AIM OF THE TASK:
Copy the records below exactly as they appear, starting at the line containing "signature-dish-icon — [385, 121, 516, 225]" and continuing through the line containing "Where is each", with both of those lines included.

DATA IN THIS EXERCISE:
□ □ □ □ □
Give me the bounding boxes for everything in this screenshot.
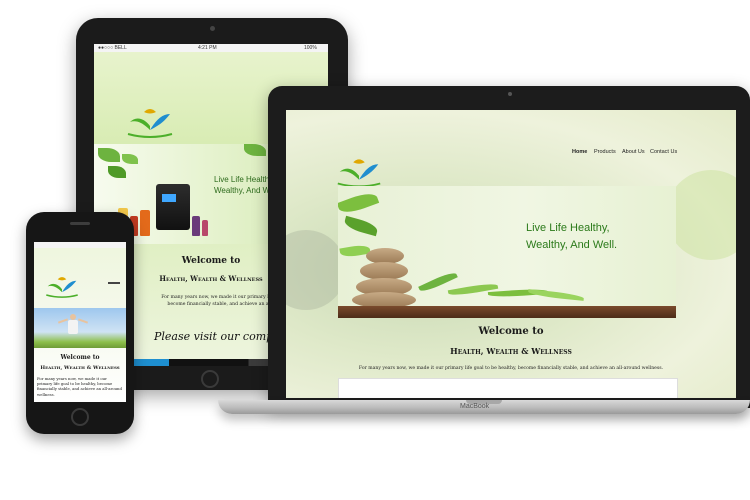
laptop-tagline: Live Life Healthy, Wealthy, And Well.: [526, 220, 666, 254]
laptop-hero-banner: Live Life Healthy, Wealthy, And Well.: [338, 186, 676, 318]
nav-about-us[interactable]: About Us: [622, 149, 645, 155]
phone-company-name: Health, Wealth & Wellness: [40, 365, 120, 371]
tablet-status-bar: ●●○○○ BELL 4:21 PM 100%: [94, 44, 328, 52]
laptop-screen: Home Products About Us Contact Us Live L…: [286, 110, 736, 398]
status-battery: 100%: [304, 45, 317, 51]
nav-contact-us[interactable]: Contact Us: [650, 149, 677, 155]
phone-welcome-heading: Welcome to: [60, 354, 100, 361]
phone-speaker: [70, 222, 90, 225]
status-carrier: ●●○○○ BELL: [98, 45, 127, 51]
product-machine: [156, 184, 190, 230]
laptop-company-name: Health, Wealth & Wellness: [450, 346, 572, 356]
phone-screen: Welcome to Health, Wealth & Wellness For…: [34, 242, 126, 402]
tagline-line2: Wealthy, And Well.: [526, 239, 618, 251]
person-body: [68, 320, 78, 334]
laptop-welcome-heading: Welcome to: [478, 326, 544, 337]
laptop-camera: [508, 92, 512, 96]
phone-home-button[interactable]: [71, 408, 89, 426]
person-arm: [77, 318, 89, 324]
menu-icon[interactable]: [108, 282, 120, 284]
logo-icon[interactable]: [122, 100, 178, 140]
logo-icon[interactable]: [332, 150, 386, 190]
nav-products[interactable]: Products: [594, 149, 616, 155]
logo-icon[interactable]: [42, 270, 82, 300]
bg-blur: [666, 170, 736, 260]
phone-status-bar: [34, 242, 126, 248]
phone-intro-text: For many years now, we made it our prima…: [37, 376, 122, 397]
laptop-device: Home Products About Us Contact Us Live L…: [268, 86, 750, 408]
status-time: 4:21 PM: [198, 45, 217, 51]
person-arm: [57, 318, 69, 324]
nav-home[interactable]: Home: [572, 149, 587, 155]
phone-hero-banner: [34, 308, 126, 348]
laptop-intro-text: For many years now, we made it our prima…: [358, 366, 664, 371]
laptop-brand-label: MacBook: [460, 403, 490, 410]
bg-blur: [286, 230, 346, 310]
phone-device: Welcome to Health, Wealth & Wellness For…: [26, 212, 134, 434]
tagline-line1: Live Life Healthy,: [526, 222, 610, 234]
tablet-camera: [210, 26, 215, 31]
wood-plank: [338, 306, 676, 318]
product-screen: [162, 194, 176, 202]
laptop-content-box: [338, 378, 678, 398]
tablet-home-button[interactable]: [201, 370, 219, 388]
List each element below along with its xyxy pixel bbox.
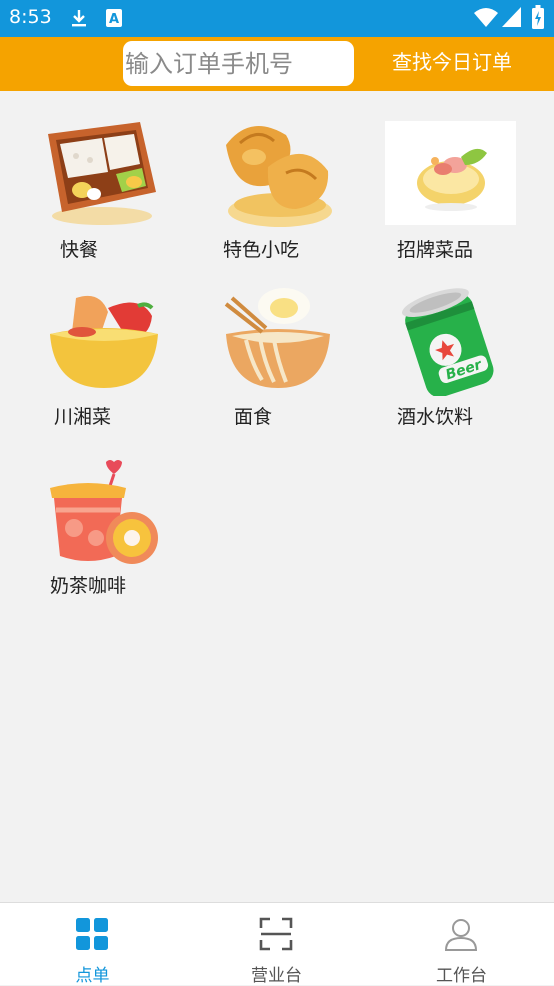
signature-dish-icon — [385, 121, 516, 225]
find-today-orders-button[interactable]: 查找今日订单 — [392, 46, 512, 75]
grid-icon — [76, 918, 108, 950]
user-icon — [444, 919, 478, 951]
category-sichuan-hunan[interactable]: 川湘菜 — [30, 284, 180, 434]
a-notification-icon: A — [106, 9, 122, 27]
tab-order[interactable]: 点单 — [0, 903, 185, 986]
tab-label: 工作台 — [436, 966, 487, 986]
status-bar: 8:53 A — [0, 0, 554, 37]
header-bar: 查找今日订单 — [0, 37, 554, 91]
svg-text:A: A — [109, 12, 119, 27]
category-noodles[interactable]: 面食 — [210, 284, 360, 434]
download-icon — [72, 10, 86, 27]
category-signature-dishes[interactable]: 招牌菜品 — [385, 111, 535, 261]
tab-business-desk[interactable]: 营业台 — [184, 903, 369, 986]
beer-can-icon: Beer — [401, 288, 494, 396]
tab-workbench[interactable]: 工作台 — [369, 903, 554, 986]
category-label: 特色小吃 — [223, 239, 300, 261]
category-label: 快餐 — [60, 239, 99, 261]
category-label: 奶茶咖啡 — [50, 575, 127, 597]
status-time: 8:53 — [9, 6, 52, 28]
category-label: 川湘菜 — [54, 406, 112, 428]
search-input[interactable] — [123, 41, 354, 86]
category-drinks[interactable]: Beer 酒水饮料 — [385, 284, 535, 434]
category-milk-tea-coffee[interactable]: 奶茶咖啡 — [30, 456, 180, 606]
category-label: 酒水饮料 — [397, 406, 474, 428]
noodle-bowl-icon — [224, 288, 330, 388]
signal-icon — [502, 7, 521, 27]
chili-bowl-icon — [50, 295, 158, 388]
category-special-snacks[interactable]: 特色小吃 — [210, 111, 360, 261]
tab-label: 点单 — [75, 966, 110, 986]
buns-basket-icon — [226, 126, 332, 227]
bento-box-icon — [48, 122, 156, 225]
category-label: 面食 — [234, 406, 273, 428]
wifi-icon — [474, 8, 498, 27]
tab-label: 营业台 — [251, 966, 302, 986]
category-fast-food[interactable]: 快餐 — [30, 111, 180, 261]
battery-charging-icon — [532, 5, 544, 29]
bottom-tab-bar: 点单 营业台 工作台 — [0, 902, 554, 986]
milk-tea-icon — [50, 460, 158, 564]
category-label: 招牌菜品 — [397, 239, 474, 261]
scan-icon — [259, 917, 293, 951]
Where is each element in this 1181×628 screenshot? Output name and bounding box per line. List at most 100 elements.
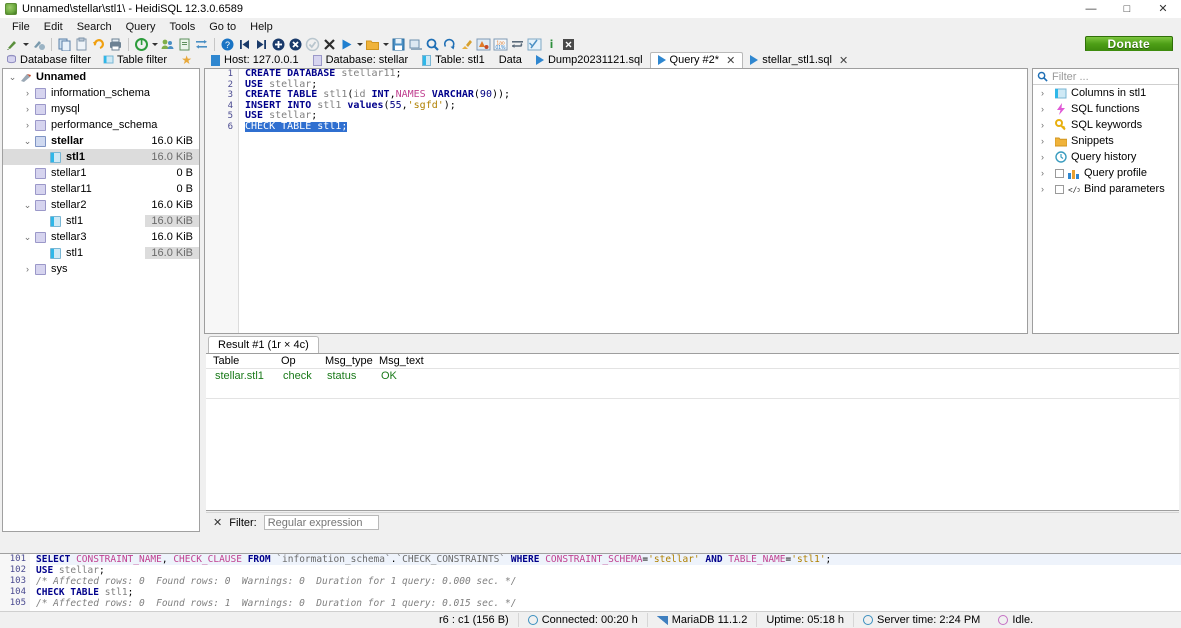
- tab-query-2-[interactable]: Query #2* ✕: [649, 52, 744, 69]
- editor-line[interactable]: INSERT INTO stl1 values(55,'sgfd');: [245, 100, 1027, 112]
- menu-item-query[interactable]: Query: [119, 20, 163, 34]
- open-folder-dropdown-icon[interactable]: [381, 43, 390, 46]
- tree-expander[interactable]: ›: [21, 264, 34, 274]
- tree-expander[interactable]: ⌄: [21, 200, 34, 211]
- donate-button[interactable]: Donate: [1084, 36, 1173, 52]
- helper-item-columns-in-stl1[interactable]: › Columns in stl1: [1033, 85, 1178, 101]
- column-header-table[interactable]: Table: [206, 354, 274, 368]
- tree-item-stellar[interactable]: ⌄ stellar 16.0 KiB: [3, 133, 199, 149]
- status-connected-label: Connected: 00:20 h: [541, 614, 638, 626]
- new-session-dropdown-icon[interactable]: [21, 43, 30, 46]
- tree-item-sys[interactable]: › sys: [3, 261, 199, 277]
- new-tab-button[interactable]: [206, 52, 869, 79]
- cell-msgtext[interactable]: OK: [372, 369, 432, 383]
- tree-item-stellar1[interactable]: stellar1 0 B: [3, 165, 199, 181]
- tree-item-mysql[interactable]: › mysql: [3, 101, 199, 117]
- helper-item-bind-parameters[interactable]: › </> Bind parameters: [1033, 181, 1178, 197]
- tree-item-stl1[interactable]: stl1 16.0 KiB: [3, 213, 199, 229]
- cell-op[interactable]: check: [274, 369, 318, 383]
- tab-stellar-stl1-sql[interactable]: stellar_stl1.sql ✕: [743, 52, 855, 69]
- helper-expander[interactable]: ›: [1041, 184, 1051, 194]
- helper-checkbox[interactable]: [1055, 184, 1064, 194]
- minimize-button[interactable]: —: [1073, 0, 1109, 18]
- helper-expander[interactable]: ›: [1041, 168, 1051, 178]
- tab-table-stl1[interactable]: Table: stl1: [415, 52, 492, 69]
- close-icon[interactable]: ✕: [213, 516, 222, 529]
- tree-item-stl1[interactable]: stl1 16.0 KiB: [3, 149, 199, 165]
- database-filter-icon: [7, 54, 16, 64]
- helper-expander[interactable]: ›: [1041, 136, 1051, 146]
- column-header-msgtext[interactable]: Msg_text: [372, 354, 432, 368]
- table-row[interactable]: stellar.stl1 check status OK: [206, 369, 1179, 383]
- menu-item-goto[interactable]: Go to: [202, 20, 243, 34]
- favorites-star-icon[interactable]: ★: [181, 53, 200, 67]
- tab-data[interactable]: Data: [206, 52, 529, 79]
- menu-item-file[interactable]: File: [5, 20, 37, 34]
- table-filter-tab[interactable]: Table filter: [97, 51, 173, 68]
- column-header-msgtype[interactable]: Msg_type: [318, 354, 373, 368]
- maximize-button[interactable]: □: [1109, 0, 1145, 18]
- refresh-dropdown-icon[interactable]: [150, 43, 159, 46]
- log-line[interactable]: /* Affected rows: 0 Found rows: 0 Warnin…: [36, 576, 1181, 587]
- tree-item-label: stl1: [66, 151, 85, 163]
- cell-table[interactable]: stellar.stl1: [206, 369, 274, 383]
- result-grid[interactable]: Table Op Msg_type Msg_text stellar.stl1 …: [206, 353, 1179, 511]
- tree-item-performance-schema[interactable]: › performance_schema: [3, 117, 199, 133]
- log-line[interactable]: /* Affected rows: 0 Found rows: 1 Warnin…: [36, 598, 1181, 609]
- tree-item-information-schema[interactable]: › information_schema: [3, 85, 199, 101]
- helper-expander[interactable]: ›: [1041, 152, 1051, 162]
- database-tree[interactable]: ⌄ Unnamed › information_schema › mysql › perfor…: [2, 68, 200, 532]
- chart-icon: [1068, 167, 1080, 179]
- editor-line[interactable]: USE stellar;: [245, 110, 1027, 122]
- log-line[interactable]: CHECK TABLE stl1;: [36, 587, 1181, 598]
- execute-dropdown-icon[interactable]: [355, 43, 364, 46]
- database-icon: [34, 263, 47, 276]
- menu-item-search[interactable]: Search: [70, 20, 119, 34]
- tree-expander[interactable]: ›: [21, 120, 34, 130]
- tree-expander[interactable]: ›: [21, 104, 34, 114]
- editor-line[interactable]: CREATE DATABASE stellar11;: [245, 69, 1027, 80]
- sql-log-panel[interactable]: 101 102 103 104 105 SELECT CONSTRAINT_NAME, …: [0, 553, 1181, 611]
- filter-input[interactable]: [263, 515, 379, 530]
- helper-expander[interactable]: ›: [1041, 104, 1051, 114]
- tree-item-stl1[interactable]: stl1 16.0 KiB: [3, 245, 199, 261]
- tree-item-stellar11[interactable]: stellar11 0 B: [3, 181, 199, 197]
- tree-expander[interactable]: ⌄: [21, 136, 34, 147]
- tab-dump20231121-sql[interactable]: Dump20231121.sql: [529, 52, 650, 69]
- tab-close-icon[interactable]: ✕: [726, 54, 735, 67]
- column-header-op[interactable]: Op: [274, 354, 318, 368]
- helper-expander[interactable]: ›: [1041, 88, 1051, 98]
- result-tab[interactable]: Result #1 (1r × 4c): [208, 336, 319, 353]
- helper-filter-row[interactable]: Filter ...: [1033, 69, 1178, 85]
- helper-item-query-history[interactable]: › Query history: [1033, 149, 1178, 165]
- menu-item-help[interactable]: Help: [243, 20, 280, 34]
- close-button[interactable]: ✕: [1145, 0, 1181, 18]
- helper-expander[interactable]: ›: [1041, 120, 1051, 130]
- helper-item-sql-keywords[interactable]: › SQL keywords: [1033, 117, 1178, 133]
- log-lines[interactable]: SELECT CONSTRAINT_NAME, CHECK_CLAUSE FRO…: [36, 554, 1181, 609]
- editor-line[interactable]: CHECK TABLE stl1;: [245, 121, 1027, 132]
- line-number: 6: [227, 121, 233, 132]
- tree-expander[interactable]: ⌄: [21, 232, 34, 243]
- tree-item-stellar3[interactable]: ⌄ stellar3 16.0 KiB: [3, 229, 199, 245]
- tab-close-icon[interactable]: ✕: [839, 54, 848, 67]
- helper-item-sql-functions[interactable]: › SQL functions: [1033, 101, 1178, 117]
- tab-host-127-0-0-1[interactable]: Host: 127.0.0.1: [204, 52, 306, 69]
- log-line[interactable]: SELECT CONSTRAINT_NAME, CHECK_CLAUSE FRO…: [36, 554, 1181, 565]
- tree-item-stellar2[interactable]: ⌄ stellar2 16.0 KiB: [3, 197, 199, 213]
- helper-item-query-profile[interactable]: › Query profile: [1033, 165, 1178, 181]
- tree-expander[interactable]: ›: [21, 88, 34, 98]
- sql-query-editor[interactable]: 123456 CREATE DATABASE stellar11; USE ste…: [204, 68, 1028, 334]
- tree-expander[interactable]: ⌄: [6, 72, 19, 83]
- helper-checkbox[interactable]: [1055, 168, 1064, 178]
- cell-msgtype[interactable]: status: [318, 369, 372, 383]
- database-filter-tab[interactable]: Database filter: [0, 51, 97, 68]
- menu-item-tools[interactable]: Tools: [163, 20, 203, 34]
- log-line[interactable]: USE stellar;: [36, 565, 1181, 576]
- editor-code-area[interactable]: CREATE DATABASE stellar11; USE stellar; CR…: [245, 69, 1027, 132]
- tab-database-stellar[interactable]: Database: stellar: [306, 52, 416, 69]
- log-line-number: 101: [9, 554, 26, 564]
- helper-item-snippets[interactable]: › Snippets: [1033, 133, 1178, 149]
- menu-item-edit[interactable]: Edit: [37, 20, 70, 34]
- tree-item-unnamed[interactable]: ⌄ Unnamed: [3, 69, 199, 85]
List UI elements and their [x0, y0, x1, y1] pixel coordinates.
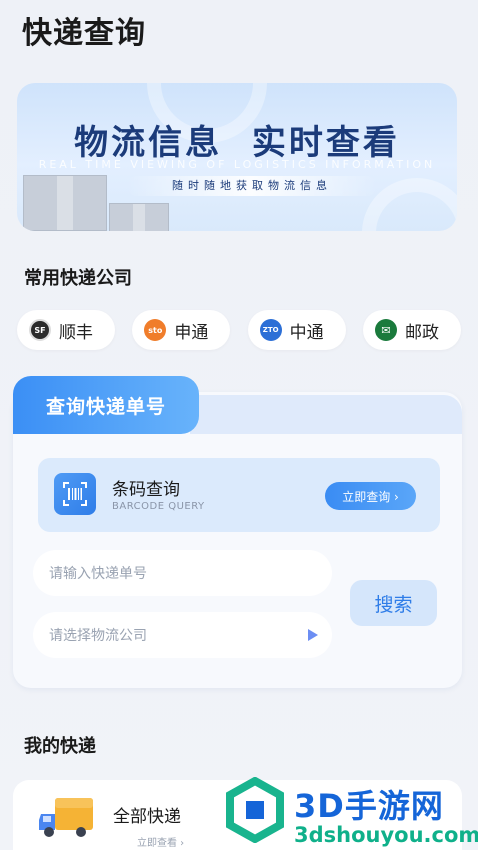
zto-logo-icon: ZTO — [259, 319, 282, 341]
tracking-number-input[interactable]: 请输入快递单号 — [33, 550, 332, 596]
sf-logo-icon: SF — [29, 319, 51, 341]
barcode-query-subtitle: BARCODE QUERY — [112, 501, 205, 512]
search-button[interactable]: 搜索 — [350, 580, 437, 626]
banner-tagline: 随时随地获取物流信息 — [127, 176, 377, 196]
view-now-link[interactable]: 立即查看 › — [137, 834, 184, 849]
watermark-title: 3D手游网 — [294, 787, 444, 825]
company-name: 申通 — [174, 322, 209, 343]
sto-logo-icon: sto — [144, 319, 167, 341]
promo-banner[interactable]: 物流信息 实时查看 REAL TIME VIEWING OF LOGISTICS… — [17, 83, 457, 231]
company-select[interactable]: 请选择物流公司 — [33, 612, 332, 658]
company-chip-ems[interactable]: ✉ 邮政 — [362, 310, 461, 350]
companies-heading: 常用快递公司 — [24, 268, 132, 289]
company-chip-zto[interactable]: ZTO 中通 — [247, 310, 346, 350]
company-list: SF 顺丰 sto 申通 ZTO 中通 ✉ 邮政 — [17, 310, 461, 350]
post-logo-icon: ✉ — [374, 319, 397, 341]
company-chip-sf[interactable]: SF 顺丰 — [17, 310, 115, 350]
my-packages-heading: 我的快递 — [24, 736, 96, 757]
company-name: 邮政 — [404, 322, 439, 343]
company-name: 中通 — [289, 322, 324, 343]
package-box-illustration — [109, 203, 169, 231]
delivery-truck-icon — [39, 798, 93, 837]
tracking-number-placeholder: 请输入快递单号 — [49, 566, 147, 582]
banner-title: 物流信息 实时查看 — [74, 123, 400, 163]
barcode-query-title: 条码查询 — [112, 480, 180, 500]
package-box-illustration — [23, 175, 107, 231]
banner-subtitle: REAL TIME VIEWING OF LOGISTICS INFORMATI… — [38, 158, 436, 171]
watermark-logo-icon — [226, 777, 284, 843]
barcode-query-row[interactable]: 条码查询 BARCODE QUERY 立即查询 › — [38, 458, 440, 532]
watermark-url: 3dshouyou.com — [294, 823, 478, 847]
site-watermark: 3D手游网 3dshouyou.com — [222, 775, 478, 850]
company-chip-sto[interactable]: sto 申通 — [132, 310, 231, 350]
company-name: 顺丰 — [59, 322, 93, 343]
barcode-scan-icon — [54, 473, 96, 515]
query-tab-extension — [190, 395, 462, 434]
play-arrow-icon — [308, 629, 318, 641]
page-title: 快递查询 — [22, 16, 146, 51]
query-now-button[interactable]: 立即查询 › — [325, 482, 416, 510]
all-packages-title: 全部快递 — [113, 807, 181, 827]
company-select-placeholder: 请选择物流公司 — [49, 628, 147, 644]
tab-tracking-query[interactable]: 查询快递单号 — [13, 376, 199, 434]
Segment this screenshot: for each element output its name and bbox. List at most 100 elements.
□ □ □ □ □
OUTPUT OF THE EXERCISE:
signature-dish-icon — [385, 121, 516, 225]
find-today-orders-button[interactable]: 查找今日订单 — [392, 46, 512, 75]
grid-icon — [76, 918, 108, 950]
user-icon — [444, 919, 478, 951]
category-sichuan-hunan[interactable]: 川湘菜 — [30, 284, 180, 434]
a-notification-icon: A — [106, 9, 122, 27]
tab-order[interactable]: 点单 — [0, 903, 185, 986]
tab-label: 工作台 — [436, 966, 487, 986]
status-bar: 8:53 A — [0, 0, 554, 37]
header-bar: 查找今日订单 — [0, 37, 554, 91]
svg-text:A: A — [109, 12, 119, 27]
category-noodles[interactable]: 面食 — [210, 284, 360, 434]
download-icon — [72, 10, 86, 27]
category-signature-dishes[interactable]: 招牌菜品 — [385, 111, 535, 261]
tab-business-desk[interactable]: 营业台 — [184, 903, 369, 986]
beer-can-icon: Beer — [401, 288, 494, 396]
tab-workbench[interactable]: 工作台 — [369, 903, 554, 986]
category-label: 特色小吃 — [223, 239, 300, 261]
category-label: 快餐 — [60, 239, 99, 261]
category-label: 奶茶咖啡 — [50, 575, 127, 597]
status-time: 8:53 — [9, 6, 52, 28]
category-label: 川湘菜 — [54, 406, 112, 428]
search-input[interactable] — [123, 41, 354, 86]
category-drinks[interactable]: Beer 酒水饮料 — [385, 284, 535, 434]
category-milk-tea-coffee[interactable]: 奶茶咖啡 — [30, 456, 180, 606]
category-label: 酒水饮料 — [397, 406, 474, 428]
noodle-bowl-icon — [224, 288, 330, 388]
signal-icon — [502, 7, 521, 27]
chili-bowl-icon — [50, 295, 158, 388]
category-special-snacks[interactable]: 特色小吃 — [210, 111, 360, 261]
tab-label: 点单 — [75, 966, 110, 986]
buns-basket-icon — [226, 126, 332, 227]
bento-box-icon — [48, 122, 156, 225]
category-label: 面食 — [234, 406, 273, 428]
wifi-icon — [474, 8, 498, 27]
tab-label: 营业台 — [251, 966, 302, 986]
category-fast-food[interactable]: 快餐 — [30, 111, 180, 261]
battery-charging-icon — [532, 5, 544, 29]
bottom-tab-bar: 点单 营业台 工作台 — [0, 902, 554, 986]
milk-tea-icon — [50, 460, 158, 564]
category-label: 招牌菜品 — [397, 239, 474, 261]
scan-icon — [259, 917, 293, 951]
Where is each element in this 1181×628 screenshot? Output name and bounding box per line. List at most 100 elements.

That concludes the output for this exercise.